§ **DO THIS**
Extract the full listing verbatim and drop any pictures from your copy.

(Saved data entries)

● ● ● ● ● ● ●

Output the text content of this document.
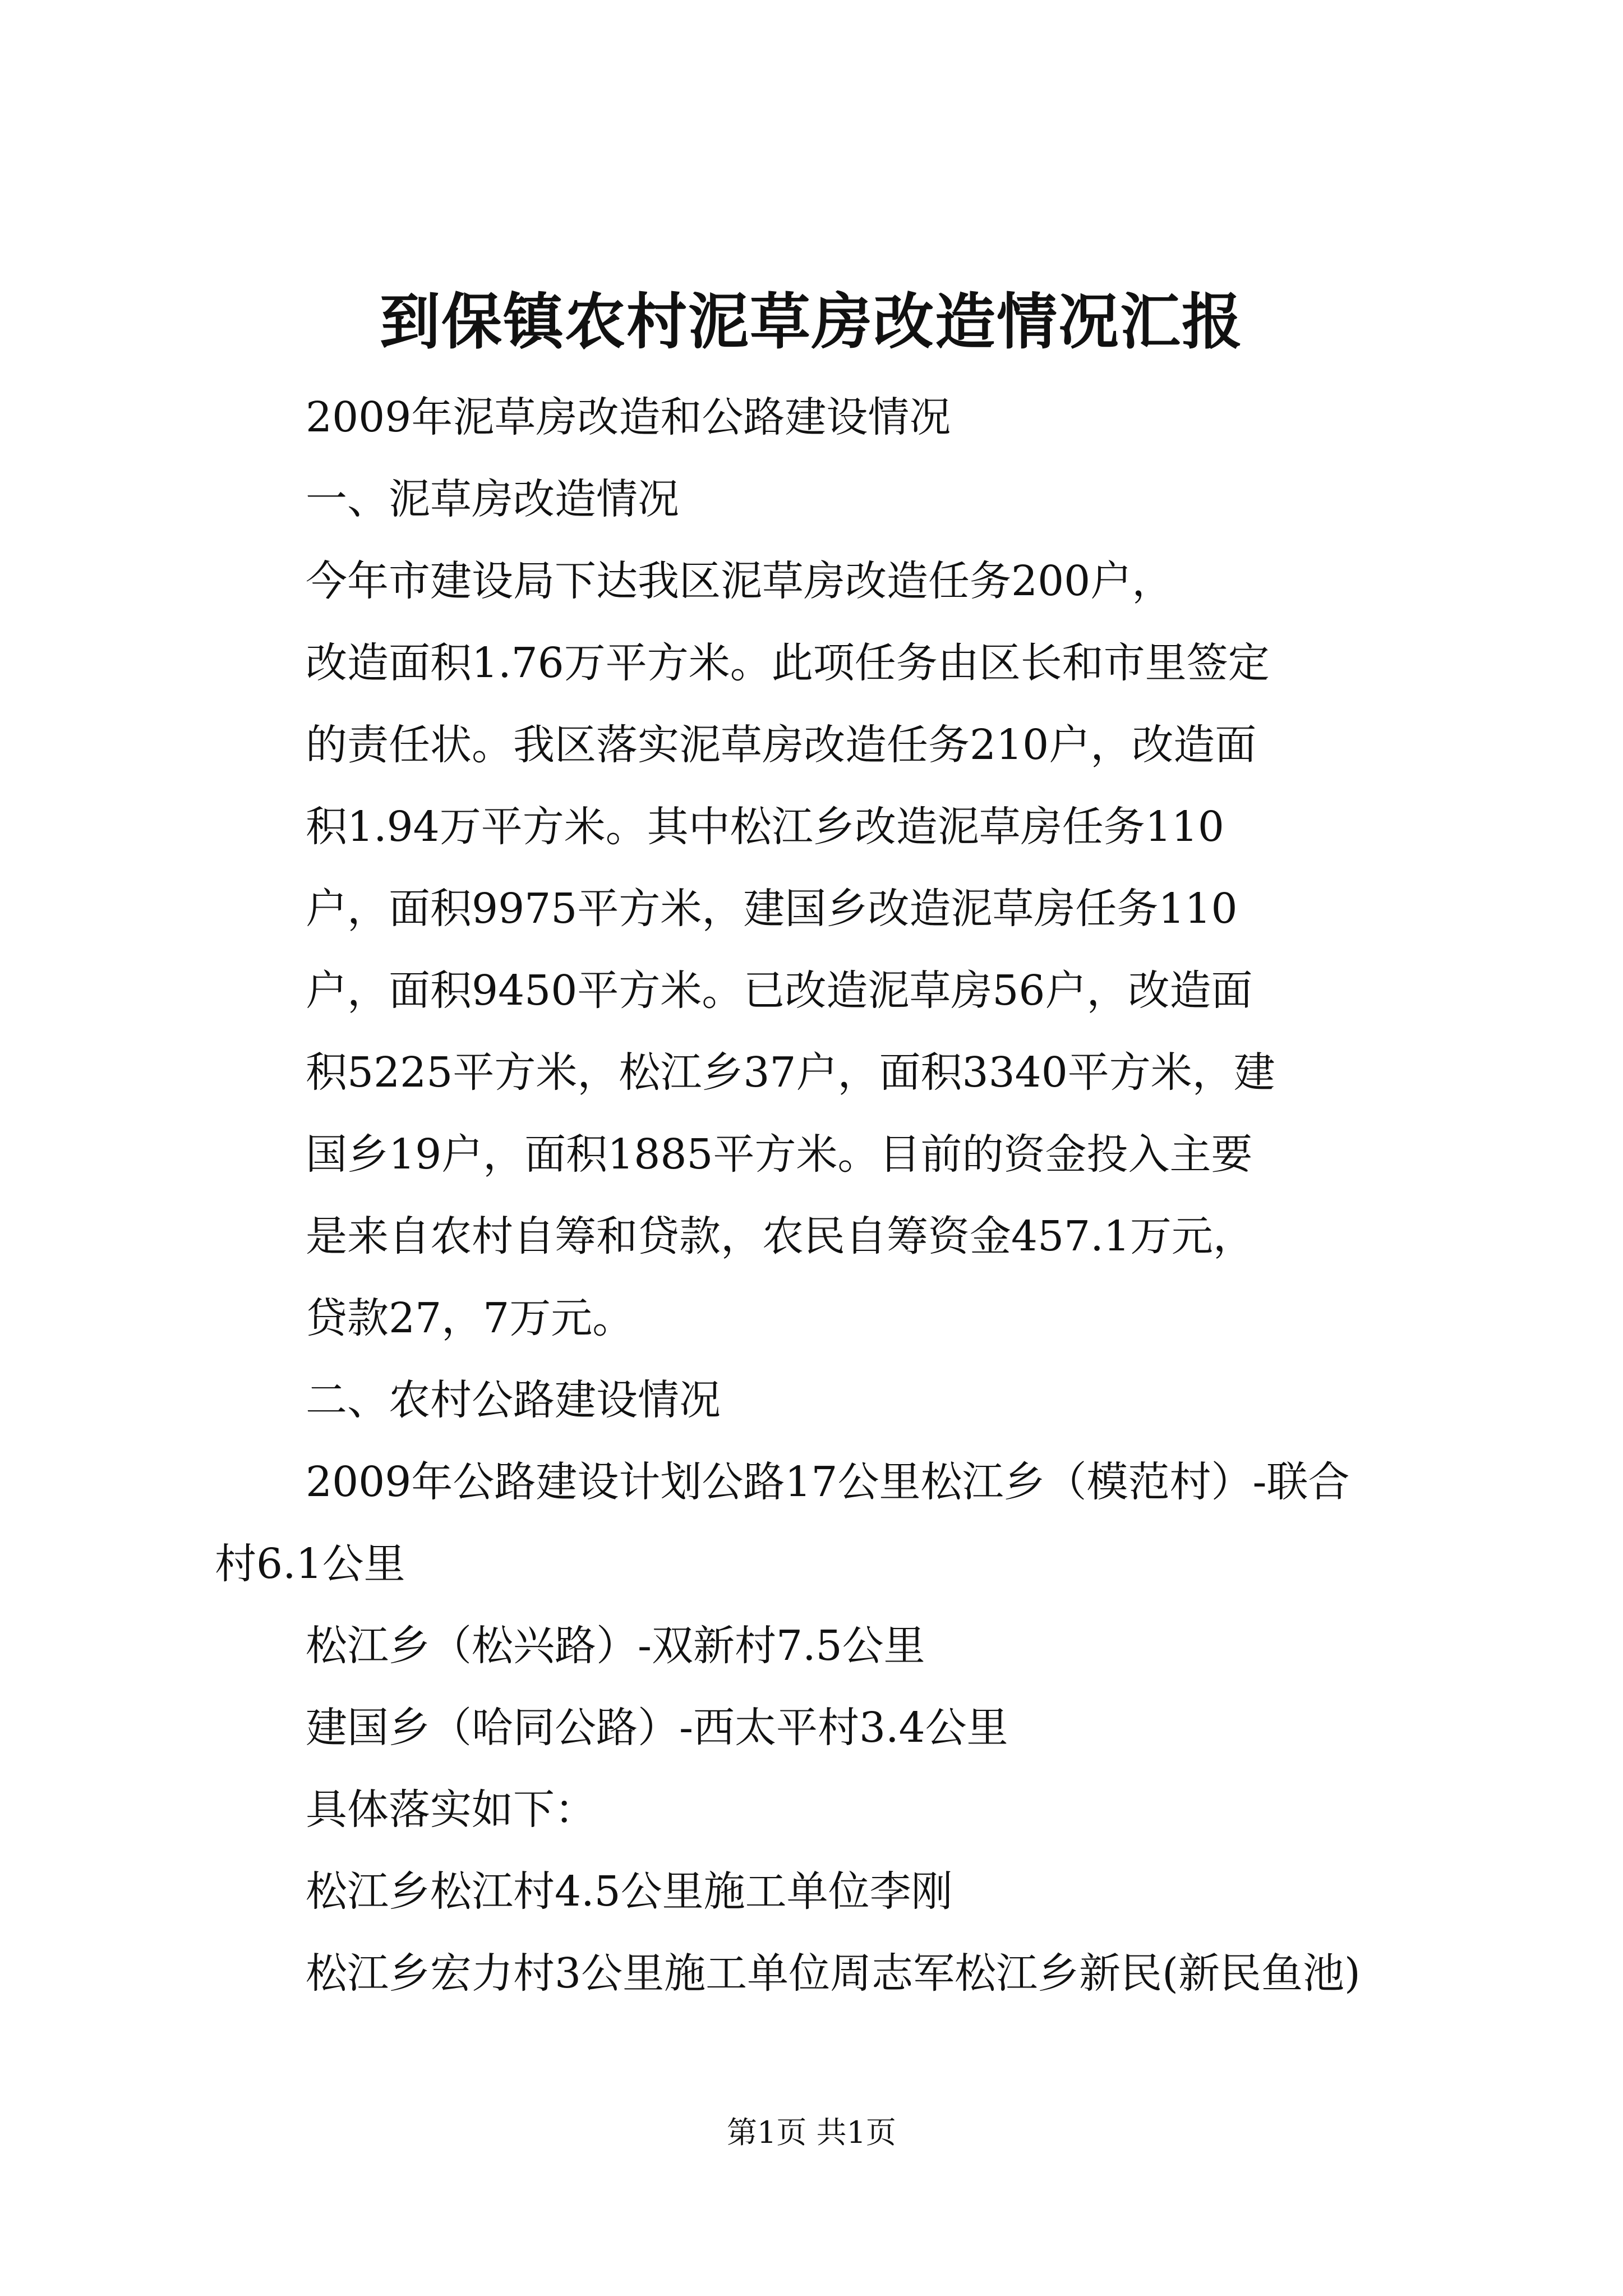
到保镇农村泥草房改造情况汇报

2009年泥草房改造和公路建设情况

一、泥草房改造情况

今年市建设局下达我区泥草房改造任务200户，

改造面积1.76万平方米。此项任务由区长和市里签定

的责任状。我区落实泥草房改造任务210户，改造面

积1.94万平方米。其中松江乡改造泥草房任务110

户，面积9975平方米，建国乡改造泥草房任务110

户，面积9450平方米。已改造泥草房56户，改造面

积5225平方米，松江乡37户，面积3340平方米，建

国乡19户，面积1885平方米。目前的资金投入主要

是来自农村自筹和贷款，农民自筹资金457.1万元，

贷款27，7万元。

二、农村公路建设情况

2009年公路建设计划公路17公里松江乡（模范村）-联合

村6.1公里

松江乡（松兴路）-双新村7.5公里

建国乡（哈同公路）-西太平村3.4公里

具体落实如下：

松江乡松江村4.5公里施工单位李刚

松江乡宏力村3公里施工单位周志军松江乡新民(新民鱼池)

第1页 共1页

● ● ● ● ● ● ●

§ **ANSWER TO THE TASK**
Output the text content of this document.
到保镇农村泥草房改造情况汇报

2009年泥草房改造和公路建设情况

一、泥草房改造情况

今年市建设局下达我区泥草房改造任务200户，

改造面积1.76万平方米。此项任务由区长和市里签定

的责任状。我区落实泥草房改造任务210户，改造面

积1.94万平方米。其中松江乡改造泥草房任务110

户，面积9975平方米，建国乡改造泥草房任务110

户，面积9450平方米。已改造泥草房56户，改造面

积5225平方米，松江乡37户，面积3340平方米，建

国乡19户，面积1885平方米。目前的资金投入主要

是来自农村自筹和贷款，农民自筹资金457.1万元，

贷款27，7万元。

二、农村公路建设情况

2009年公路建设计划公路17公里松江乡（模范村）-联合

村6.1公里

松江乡（松兴路）-双新村7.5公里

建国乡（哈同公路）-西太平村3.4公里

具体落实如下：

松江乡松江村4.5公里施工单位李刚

松江乡宏力村3公里施工单位周志军松江乡新民(新民鱼池)

第1页 共1页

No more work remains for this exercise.